## Job:
Write out the entire listing below exactly as it appears, minus any pictures.

━━━━━━━━━━━━━━━━

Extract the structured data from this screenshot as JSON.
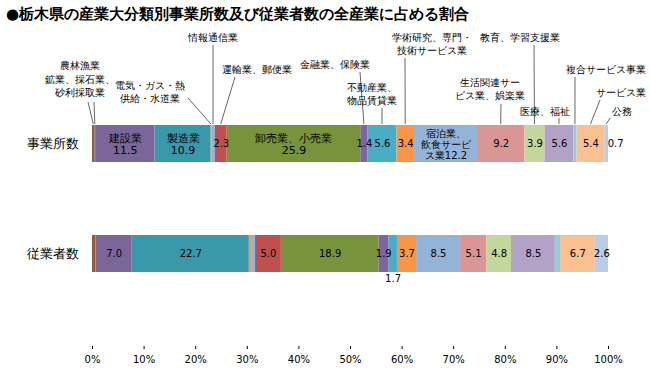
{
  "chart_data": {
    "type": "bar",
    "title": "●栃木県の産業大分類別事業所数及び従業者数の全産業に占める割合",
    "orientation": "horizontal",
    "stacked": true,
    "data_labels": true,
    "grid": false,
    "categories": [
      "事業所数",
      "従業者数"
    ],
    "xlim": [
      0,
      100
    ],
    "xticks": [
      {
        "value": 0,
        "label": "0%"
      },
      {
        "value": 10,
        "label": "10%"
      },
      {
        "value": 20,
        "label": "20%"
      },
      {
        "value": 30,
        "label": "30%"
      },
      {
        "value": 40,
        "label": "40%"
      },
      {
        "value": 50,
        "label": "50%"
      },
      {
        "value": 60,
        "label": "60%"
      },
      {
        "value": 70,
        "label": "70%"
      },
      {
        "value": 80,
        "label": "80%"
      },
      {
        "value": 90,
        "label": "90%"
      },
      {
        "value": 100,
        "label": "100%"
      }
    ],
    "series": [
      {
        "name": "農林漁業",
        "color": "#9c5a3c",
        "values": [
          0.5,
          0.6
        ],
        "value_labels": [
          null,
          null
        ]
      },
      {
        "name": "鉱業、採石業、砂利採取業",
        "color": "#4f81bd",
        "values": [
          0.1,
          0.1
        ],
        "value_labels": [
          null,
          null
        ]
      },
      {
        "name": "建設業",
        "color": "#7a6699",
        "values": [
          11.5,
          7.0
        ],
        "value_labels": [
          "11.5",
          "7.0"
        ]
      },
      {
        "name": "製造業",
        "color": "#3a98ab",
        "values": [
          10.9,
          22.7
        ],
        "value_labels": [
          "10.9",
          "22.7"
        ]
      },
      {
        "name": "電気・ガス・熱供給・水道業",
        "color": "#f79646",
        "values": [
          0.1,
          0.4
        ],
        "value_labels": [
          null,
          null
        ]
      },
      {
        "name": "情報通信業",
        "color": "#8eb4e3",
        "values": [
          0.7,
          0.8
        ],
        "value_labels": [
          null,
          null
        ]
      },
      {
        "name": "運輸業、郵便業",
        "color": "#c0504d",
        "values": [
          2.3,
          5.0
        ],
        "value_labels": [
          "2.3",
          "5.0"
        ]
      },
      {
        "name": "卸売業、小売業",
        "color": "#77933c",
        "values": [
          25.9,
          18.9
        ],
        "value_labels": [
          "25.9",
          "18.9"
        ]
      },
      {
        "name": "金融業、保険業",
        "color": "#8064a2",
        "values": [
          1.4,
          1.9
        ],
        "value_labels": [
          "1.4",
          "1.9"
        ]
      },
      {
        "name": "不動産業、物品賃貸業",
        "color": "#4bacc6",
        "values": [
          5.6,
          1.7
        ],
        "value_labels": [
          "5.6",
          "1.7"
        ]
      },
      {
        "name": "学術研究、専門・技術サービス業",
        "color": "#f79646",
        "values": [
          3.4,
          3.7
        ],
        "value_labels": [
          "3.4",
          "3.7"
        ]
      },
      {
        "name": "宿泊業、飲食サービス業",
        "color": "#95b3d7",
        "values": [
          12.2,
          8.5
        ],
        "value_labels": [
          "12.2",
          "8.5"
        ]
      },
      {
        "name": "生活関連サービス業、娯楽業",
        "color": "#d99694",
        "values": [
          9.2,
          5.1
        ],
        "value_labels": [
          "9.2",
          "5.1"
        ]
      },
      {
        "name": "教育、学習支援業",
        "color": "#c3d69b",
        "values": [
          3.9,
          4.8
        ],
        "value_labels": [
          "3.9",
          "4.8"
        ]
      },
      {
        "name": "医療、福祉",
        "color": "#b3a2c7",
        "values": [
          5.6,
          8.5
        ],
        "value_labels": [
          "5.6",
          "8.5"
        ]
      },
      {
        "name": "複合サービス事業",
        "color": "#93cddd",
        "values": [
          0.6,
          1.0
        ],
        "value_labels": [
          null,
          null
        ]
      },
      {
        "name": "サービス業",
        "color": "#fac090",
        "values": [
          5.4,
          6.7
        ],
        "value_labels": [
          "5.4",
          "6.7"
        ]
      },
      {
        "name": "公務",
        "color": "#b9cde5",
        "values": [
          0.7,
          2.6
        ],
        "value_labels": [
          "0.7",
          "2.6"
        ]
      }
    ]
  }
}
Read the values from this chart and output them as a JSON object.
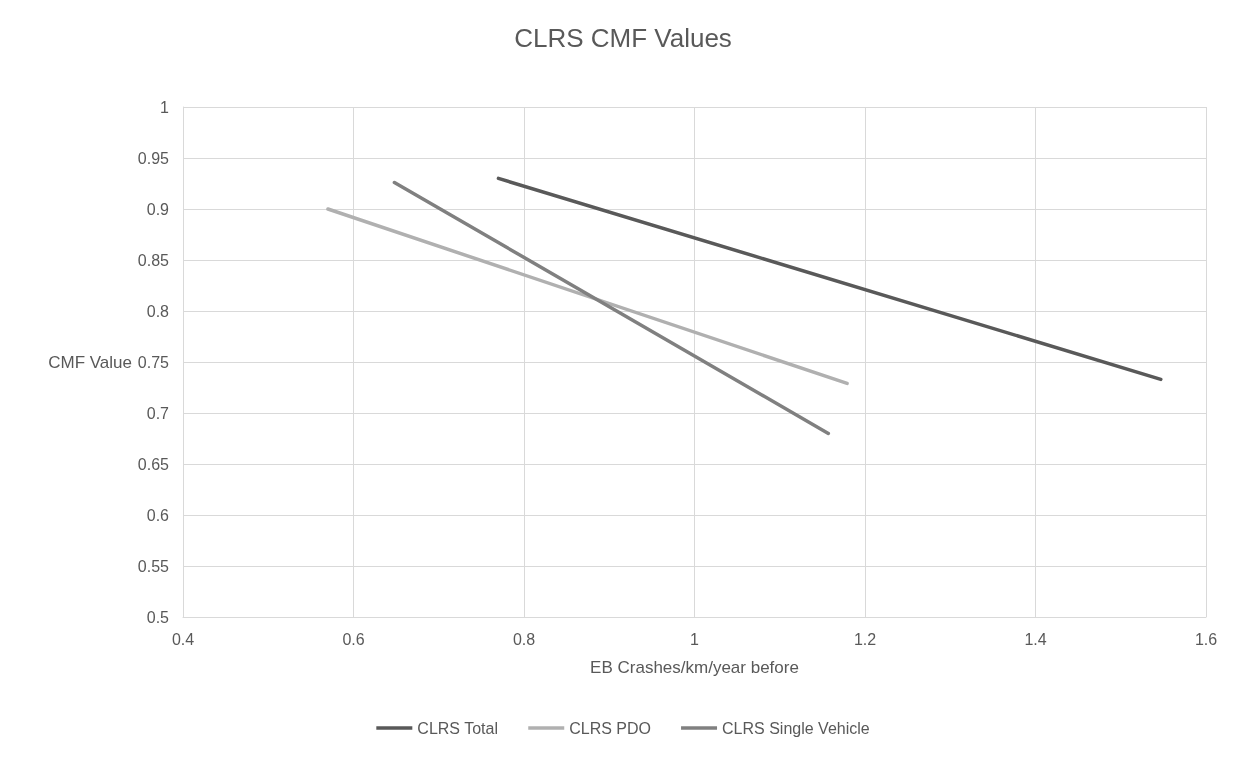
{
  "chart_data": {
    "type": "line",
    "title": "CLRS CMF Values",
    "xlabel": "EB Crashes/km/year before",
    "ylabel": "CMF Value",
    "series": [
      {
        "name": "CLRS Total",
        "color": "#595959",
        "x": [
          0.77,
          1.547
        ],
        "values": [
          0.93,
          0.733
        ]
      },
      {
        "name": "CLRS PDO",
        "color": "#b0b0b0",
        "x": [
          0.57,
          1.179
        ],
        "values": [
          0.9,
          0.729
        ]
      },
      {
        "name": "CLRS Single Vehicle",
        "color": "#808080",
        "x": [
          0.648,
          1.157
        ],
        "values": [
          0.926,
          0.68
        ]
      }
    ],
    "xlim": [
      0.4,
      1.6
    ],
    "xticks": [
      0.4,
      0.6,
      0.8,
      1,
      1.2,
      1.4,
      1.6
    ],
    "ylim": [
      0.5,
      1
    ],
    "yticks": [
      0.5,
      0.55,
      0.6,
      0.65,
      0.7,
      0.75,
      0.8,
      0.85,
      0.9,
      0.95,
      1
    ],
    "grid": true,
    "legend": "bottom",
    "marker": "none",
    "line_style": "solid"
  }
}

━━━━━━━━━━━━━━━━

## Output of the task:
Extract the structured data from this screenshot as JSON.
{
  "chart_data": {
    "type": "bar",
    "title": "●栃木県の産業大分類別事業所数及び従業者数の全産業に占める割合",
    "orientation": "horizontal",
    "stacked": true,
    "data_labels": true,
    "grid": false,
    "categories": [
      "事業所数",
      "従業者数"
    ],
    "xlim": [
      0,
      100
    ],
    "xticks": [
      {
        "value": 0,
        "label": "0%"
      },
      {
        "value": 10,
        "label": "10%"
      },
      {
        "value": 20,
        "label": "20%"
      },
      {
        "value": 30,
        "label": "30%"
      },
      {
        "value": 40,
        "label": "40%"
      },
      {
        "value": 50,
        "label": "50%"
      },
      {
        "value": 60,
        "label": "60%"
      },
      {
        "value": 70,
        "label": "70%"
      },
      {
        "value": 80,
        "label": "80%"
      },
      {
        "value": 90,
        "label": "90%"
      },
      {
        "value": 100,
        "label": "100%"
      }
    ],
    "series": [
      {
        "name": "農林漁業",
        "color": "#9c5a3c",
        "values": [
          0.5,
          0.6
        ],
        "value_labels": [
          null,
          null
        ]
      },
      {
        "name": "鉱業、採石業、砂利採取業",
        "color": "#4f81bd",
        "values": [
          0.1,
          0.1
        ],
        "value_labels": [
          null,
          null
        ]
      },
      {
        "name": "建設業",
        "color": "#7a6699",
        "values": [
          11.5,
          7.0
        ],
        "value_labels": [
          "11.5",
          "7.0"
        ]
      },
      {
        "name": "製造業",
        "color": "#3a98ab",
        "values": [
          10.9,
          22.7
        ],
        "value_labels": [
          "10.9",
          "22.7"
        ]
      },
      {
        "name": "電気・ガス・熱供給・水道業",
        "color": "#f79646",
        "values": [
          0.1,
          0.4
        ],
        "value_labels": [
          null,
          null
        ]
      },
      {
        "name": "情報通信業",
        "color": "#8eb4e3",
        "values": [
          0.7,
          0.8
        ],
        "value_labels": [
          null,
          null
        ]
      },
      {
        "name": "運輸業、郵便業",
        "color": "#c0504d",
        "values": [
          2.3,
          5.0
        ],
        "value_labels": [
          "2.3",
          "5.0"
        ]
      },
      {
        "name": "卸売業、小売業",
        "color": "#77933c",
        "values": [
          25.9,
          18.9
        ],
        "value_labels": [
          "25.9",
          "18.9"
        ]
      },
      {
        "name": "金融業、保険業",
        "color": "#8064a2",
        "values": [
          1.4,
          1.9
        ],
        "value_labels": [
          "1.4",
          "1.9"
        ]
      },
      {
        "name": "不動産業、物品賃貸業",
        "color": "#4bacc6",
        "values": [
          5.6,
          1.7
        ],
        "value_labels": [
          "5.6",
          "1.7"
        ]
      },
      {
        "name": "学術研究、専門・技術サービス業",
        "color": "#f79646",
        "values": [
          3.4,
          3.7
        ],
        "value_labels": [
          "3.4",
          "3.7"
        ]
      },
      {
        "name": "宿泊業、飲食サービス業",
        "color": "#95b3d7",
        "values": [
          12.2,
          8.5
        ],
        "value_labels": [
          "12.2",
          "8.5"
        ]
      },
      {
        "name": "生活関連サービス業、娯楽業",
        "color": "#d99694",
        "values": [
          9.2,
          5.1
        ],
        "value_labels": [
          "9.2",
          "5.1"
        ]
      },
      {
        "name": "教育、学習支援業",
        "color": "#c3d69b",
        "values": [
          3.9,
          4.8
        ],
        "value_labels": [
          "3.9",
          "4.8"
        ]
      },
      {
        "name": "医療、福祉",
        "color": "#b3a2c7",
        "values": [
          5.6,
          8.5
        ],
        "value_labels": [
          "5.6",
          "8.5"
        ]
      },
      {
        "name": "複合サービス事業",
        "color": "#93cddd",
        "values": [
          0.6,
          1.0
        ],
        "value_labels": [
          null,
          null
        ]
      },
      {
        "name": "サービス業",
        "color": "#fac090",
        "values": [
          5.4,
          6.7
        ],
        "value_labels": [
          "5.4",
          "6.7"
        ]
      },
      {
        "name": "公務",
        "color": "#b9cde5",
        "values": [
          0.7,
          2.6
        ],
        "value_labels": [
          "0.7",
          "2.6"
        ]
      }
    ]
  }
}
Read the values from this chart and output them as a JSON object.
{
  "chart_data": {
    "type": "line",
    "title": "CLRS CMF Values",
    "xlabel": "EB Crashes/km/year before",
    "ylabel": "CMF Value",
    "series": [
      {
        "name": "CLRS Total",
        "color": "#595959",
        "x": [
          0.77,
          1.547
        ],
        "values": [
          0.93,
          0.733
        ]
      },
      {
        "name": "CLRS PDO",
        "color": "#b0b0b0",
        "x": [
          0.57,
          1.179
        ],
        "values": [
          0.9,
          0.729
        ]
      },
      {
        "name": "CLRS Single Vehicle",
        "color": "#808080",
        "x": [
          0.648,
          1.157
        ],
        "values": [
          0.926,
          0.68
        ]
      }
    ],
    "xlim": [
      0.4,
      1.6
    ],
    "xticks": [
      0.4,
      0.6,
      0.8,
      1,
      1.2,
      1.4,
      1.6
    ],
    "ylim": [
      0.5,
      1
    ],
    "yticks": [
      0.5,
      0.55,
      0.6,
      0.65,
      0.7,
      0.75,
      0.8,
      0.85,
      0.9,
      0.95,
      1
    ],
    "grid": true,
    "legend": "bottom",
    "marker": "none",
    "line_style": "solid"
  }
}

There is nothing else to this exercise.